Your task is to tally the lines of the listing containing the word "Months" and report the figure alone.

>> BEGIN

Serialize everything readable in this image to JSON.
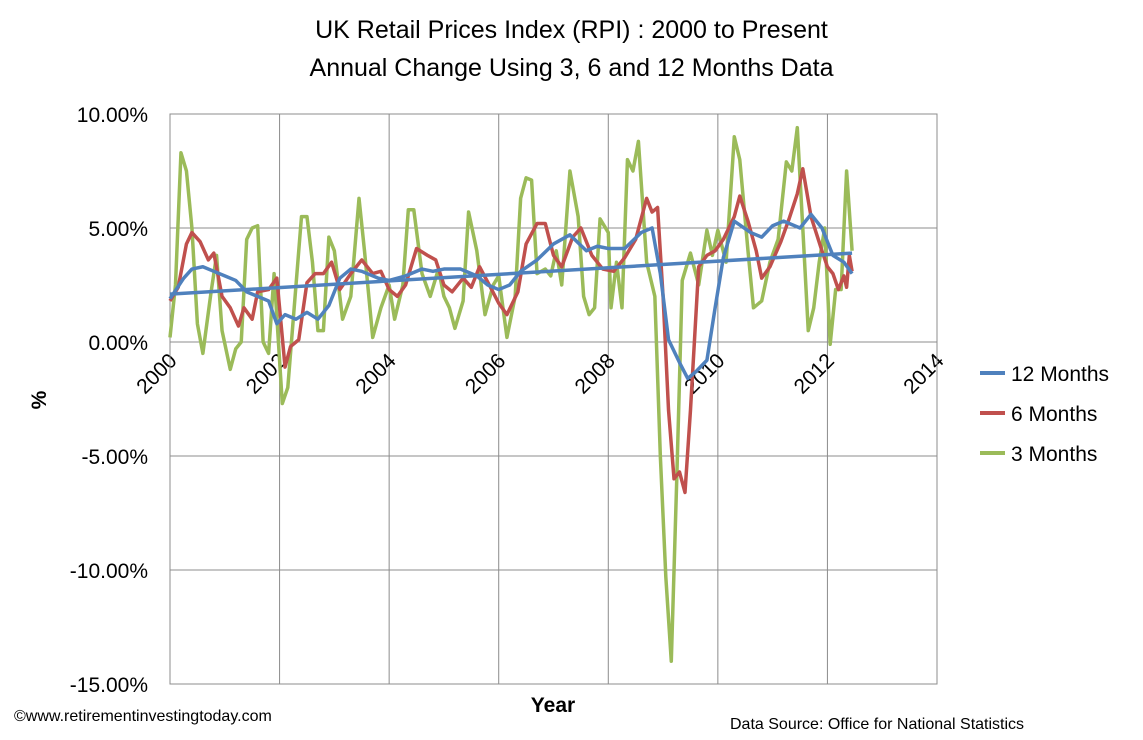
{
  "chart_data": {
    "type": "line",
    "title": "UK Retail Prices Index (RPI) : 2000 to Present",
    "subtitle": "Annual Change Using 3, 6 and 12 Months Data",
    "xlabel": "Year",
    "ylabel": "%",
    "xlim": [
      2000,
      2014
    ],
    "ylim": [
      -15,
      10
    ],
    "x_ticks": [
      "2000",
      "2002",
      "2004",
      "2006",
      "2008",
      "2010",
      "2012",
      "2014"
    ],
    "y_ticks": [
      "10.00%",
      "5.00%",
      "0.00%",
      "-5.00%",
      "-10.00%",
      "-15.00%"
    ],
    "grid": true,
    "legend_position": "right",
    "series": [
      {
        "name": "12 Months",
        "color": "#4F81BD",
        "points": [
          [
            2000,
            1.9
          ],
          [
            2000.25,
            2.8
          ],
          [
            2000.4,
            3.2
          ],
          [
            2000.6,
            3.3
          ],
          [
            2000.8,
            3.1
          ],
          [
            2001,
            2.9
          ],
          [
            2001.2,
            2.7
          ],
          [
            2001.4,
            2.2
          ],
          [
            2001.6,
            2.0
          ],
          [
            2001.8,
            1.8
          ],
          [
            2001.95,
            0.8
          ],
          [
            2002.1,
            1.2
          ],
          [
            2002.3,
            1.0
          ],
          [
            2002.5,
            1.3
          ],
          [
            2002.7,
            1.0
          ],
          [
            2002.9,
            1.6
          ],
          [
            2003.1,
            2.8
          ],
          [
            2003.3,
            3.2
          ],
          [
            2003.5,
            3.1
          ],
          [
            2003.8,
            2.8
          ],
          [
            2004,
            2.7
          ],
          [
            2004.3,
            2.9
          ],
          [
            2004.6,
            3.2
          ],
          [
            2004.8,
            3.1
          ],
          [
            2005,
            3.2
          ],
          [
            2005.3,
            3.2
          ],
          [
            2005.6,
            2.9
          ],
          [
            2005.8,
            2.5
          ],
          [
            2006,
            2.3
          ],
          [
            2006.2,
            2.5
          ],
          [
            2006.4,
            3.1
          ],
          [
            2006.7,
            3.6
          ],
          [
            2007,
            4.3
          ],
          [
            2007.3,
            4.7
          ],
          [
            2007.6,
            4.0
          ],
          [
            2007.8,
            4.2
          ],
          [
            2008,
            4.1
          ],
          [
            2008.3,
            4.1
          ],
          [
            2008.6,
            4.8
          ],
          [
            2008.8,
            5.0
          ],
          [
            2008.95,
            3.0
          ],
          [
            2009.1,
            0.1
          ],
          [
            2009.3,
            -0.9
          ],
          [
            2009.45,
            -1.6
          ],
          [
            2009.6,
            -1.3
          ],
          [
            2009.8,
            -0.8
          ],
          [
            2009.95,
            1.5
          ],
          [
            2010.1,
            3.7
          ],
          [
            2010.3,
            5.3
          ],
          [
            2010.6,
            4.8
          ],
          [
            2010.8,
            4.6
          ],
          [
            2011,
            5.1
          ],
          [
            2011.2,
            5.3
          ],
          [
            2011.5,
            5.0
          ],
          [
            2011.7,
            5.6
          ],
          [
            2011.9,
            5.0
          ],
          [
            2012.1,
            3.8
          ],
          [
            2012.3,
            3.5
          ],
          [
            2012.45,
            3.0
          ]
        ]
      },
      {
        "name": "6 Months",
        "color": "#C0504D",
        "points": [
          [
            2000,
            1.8
          ],
          [
            2000.15,
            2.4
          ],
          [
            2000.3,
            4.3
          ],
          [
            2000.4,
            4.8
          ],
          [
            2000.55,
            4.4
          ],
          [
            2000.7,
            3.6
          ],
          [
            2000.8,
            3.9
          ],
          [
            2000.95,
            2.0
          ],
          [
            2001.1,
            1.5
          ],
          [
            2001.25,
            0.7
          ],
          [
            2001.35,
            1.5
          ],
          [
            2001.5,
            1.0
          ],
          [
            2001.6,
            2.2
          ],
          [
            2001.8,
            2.3
          ],
          [
            2001.95,
            2.8
          ],
          [
            2002.1,
            -1.1
          ],
          [
            2002.2,
            -0.2
          ],
          [
            2002.35,
            0.1
          ],
          [
            2002.5,
            2.6
          ],
          [
            2002.65,
            3.0
          ],
          [
            2002.8,
            3.0
          ],
          [
            2002.95,
            3.5
          ],
          [
            2003.1,
            2.3
          ],
          [
            2003.3,
            3.0
          ],
          [
            2003.5,
            3.6
          ],
          [
            2003.7,
            3.0
          ],
          [
            2003.85,
            3.1
          ],
          [
            2004,
            2.3
          ],
          [
            2004.15,
            2.0
          ],
          [
            2004.3,
            2.5
          ],
          [
            2004.5,
            4.1
          ],
          [
            2004.7,
            3.8
          ],
          [
            2004.85,
            3.6
          ],
          [
            2005,
            2.5
          ],
          [
            2005.15,
            2.2
          ],
          [
            2005.35,
            2.8
          ],
          [
            2005.5,
            2.4
          ],
          [
            2005.65,
            3.3
          ],
          [
            2005.85,
            2.4
          ],
          [
            2006,
            1.7
          ],
          [
            2006.15,
            1.2
          ],
          [
            2006.35,
            2.2
          ],
          [
            2006.5,
            4.3
          ],
          [
            2006.7,
            5.2
          ],
          [
            2006.85,
            5.2
          ],
          [
            2007,
            3.8
          ],
          [
            2007.15,
            3.3
          ],
          [
            2007.35,
            4.6
          ],
          [
            2007.5,
            5.0
          ],
          [
            2007.7,
            3.8
          ],
          [
            2007.9,
            3.2
          ],
          [
            2008.1,
            3.1
          ],
          [
            2008.3,
            3.7
          ],
          [
            2008.5,
            4.5
          ],
          [
            2008.7,
            6.3
          ],
          [
            2008.8,
            5.7
          ],
          [
            2008.9,
            5.9
          ],
          [
            2009,
            2.0
          ],
          [
            2009.1,
            -3.0
          ],
          [
            2009.2,
            -6.0
          ],
          [
            2009.3,
            -5.7
          ],
          [
            2009.4,
            -6.6
          ],
          [
            2009.5,
            -3.0
          ],
          [
            2009.65,
            3.3
          ],
          [
            2009.8,
            3.8
          ],
          [
            2009.95,
            4.0
          ],
          [
            2010.1,
            4.5
          ],
          [
            2010.3,
            5.5
          ],
          [
            2010.4,
            6.4
          ],
          [
            2010.55,
            5.3
          ],
          [
            2010.7,
            4.0
          ],
          [
            2010.8,
            2.8
          ],
          [
            2010.95,
            3.3
          ],
          [
            2011.15,
            4.4
          ],
          [
            2011.3,
            5.4
          ],
          [
            2011.45,
            6.5
          ],
          [
            2011.55,
            7.6
          ],
          [
            2011.7,
            5.5
          ],
          [
            2011.9,
            4.0
          ],
          [
            2012,
            3.3
          ],
          [
            2012.1,
            3.0
          ],
          [
            2012.2,
            2.3
          ],
          [
            2012.3,
            2.9
          ],
          [
            2012.35,
            2.4
          ],
          [
            2012.4,
            3.8
          ],
          [
            2012.45,
            3.1
          ]
        ]
      },
      {
        "name": "3 Months",
        "color": "#9BBB59",
        "points": [
          [
            2000,
            0.2
          ],
          [
            2000.1,
            2.5
          ],
          [
            2000.2,
            8.3
          ],
          [
            2000.3,
            7.5
          ],
          [
            2000.4,
            5.0
          ],
          [
            2000.5,
            0.8
          ],
          [
            2000.6,
            -0.5
          ],
          [
            2000.75,
            2.2
          ],
          [
            2000.85,
            3.8
          ],
          [
            2000.95,
            0.5
          ],
          [
            2001.1,
            -1.2
          ],
          [
            2001.2,
            -0.3
          ],
          [
            2001.3,
            0.0
          ],
          [
            2001.4,
            4.5
          ],
          [
            2001.5,
            5.0
          ],
          [
            2001.6,
            5.1
          ],
          [
            2001.7,
            0.0
          ],
          [
            2001.8,
            -0.5
          ],
          [
            2001.9,
            3.0
          ],
          [
            2002.05,
            -2.7
          ],
          [
            2002.15,
            -2.0
          ],
          [
            2002.3,
            2.5
          ],
          [
            2002.4,
            5.5
          ],
          [
            2002.5,
            5.5
          ],
          [
            2002.6,
            3.5
          ],
          [
            2002.7,
            0.5
          ],
          [
            2002.8,
            0.5
          ],
          [
            2002.9,
            4.6
          ],
          [
            2003,
            4.0
          ],
          [
            2003.15,
            1.0
          ],
          [
            2003.3,
            2.0
          ],
          [
            2003.45,
            6.3
          ],
          [
            2003.55,
            4.0
          ],
          [
            2003.7,
            0.2
          ],
          [
            2003.85,
            1.5
          ],
          [
            2004,
            2.5
          ],
          [
            2004.1,
            1.0
          ],
          [
            2004.25,
            2.5
          ],
          [
            2004.35,
            5.8
          ],
          [
            2004.45,
            5.8
          ],
          [
            2004.6,
            3.0
          ],
          [
            2004.75,
            2.0
          ],
          [
            2004.9,
            3.2
          ],
          [
            2005,
            2.0
          ],
          [
            2005.1,
            1.5
          ],
          [
            2005.2,
            0.6
          ],
          [
            2005.35,
            1.8
          ],
          [
            2005.45,
            5.7
          ],
          [
            2005.6,
            4.0
          ],
          [
            2005.75,
            1.2
          ],
          [
            2005.9,
            2.5
          ],
          [
            2006,
            2.9
          ],
          [
            2006.15,
            0.2
          ],
          [
            2006.3,
            2.0
          ],
          [
            2006.4,
            6.3
          ],
          [
            2006.5,
            7.2
          ],
          [
            2006.6,
            7.1
          ],
          [
            2006.7,
            3.0
          ],
          [
            2006.85,
            3.2
          ],
          [
            2006.95,
            2.9
          ],
          [
            2007.05,
            4.0
          ],
          [
            2007.15,
            2.5
          ],
          [
            2007.3,
            7.5
          ],
          [
            2007.45,
            5.5
          ],
          [
            2007.55,
            2.0
          ],
          [
            2007.65,
            1.2
          ],
          [
            2007.75,
            1.5
          ],
          [
            2007.85,
            5.4
          ],
          [
            2008,
            4.8
          ],
          [
            2008.05,
            1.5
          ],
          [
            2008.15,
            3.5
          ],
          [
            2008.25,
            1.5
          ],
          [
            2008.35,
            8.0
          ],
          [
            2008.45,
            7.5
          ],
          [
            2008.55,
            8.8
          ],
          [
            2008.7,
            3.5
          ],
          [
            2008.85,
            2.0
          ],
          [
            2008.95,
            -5.0
          ],
          [
            2009.05,
            -10.3
          ],
          [
            2009.15,
            -14.0
          ],
          [
            2009.25,
            -6.0
          ],
          [
            2009.35,
            2.7
          ],
          [
            2009.5,
            3.9
          ],
          [
            2009.65,
            2.5
          ],
          [
            2009.8,
            4.9
          ],
          [
            2009.9,
            3.8
          ],
          [
            2010,
            4.9
          ],
          [
            2010.15,
            3.5
          ],
          [
            2010.3,
            9.0
          ],
          [
            2010.4,
            8.0
          ],
          [
            2010.55,
            4.0
          ],
          [
            2010.65,
            1.5
          ],
          [
            2010.8,
            1.8
          ],
          [
            2010.95,
            3.5
          ],
          [
            2011.1,
            4.5
          ],
          [
            2011.25,
            7.9
          ],
          [
            2011.35,
            7.5
          ],
          [
            2011.45,
            9.4
          ],
          [
            2011.55,
            5.0
          ],
          [
            2011.65,
            0.5
          ],
          [
            2011.75,
            1.5
          ],
          [
            2011.85,
            3.5
          ],
          [
            2011.95,
            5.0
          ],
          [
            2012.05,
            -0.1
          ],
          [
            2012.15,
            2.3
          ],
          [
            2012.25,
            2.3
          ],
          [
            2012.35,
            7.5
          ],
          [
            2012.45,
            4.0
          ]
        ]
      }
    ],
    "trendline": {
      "of": "12 Months",
      "type": "linear",
      "color": "#4F81BD",
      "points": [
        [
          2000,
          2.1
        ],
        [
          2012.45,
          3.9
        ]
      ]
    }
  },
  "footer": {
    "copyright": "©www.retirementinvestingtoday.com",
    "source": "Data Source: Office for National Statistics"
  }
}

>> END

**The response:** 5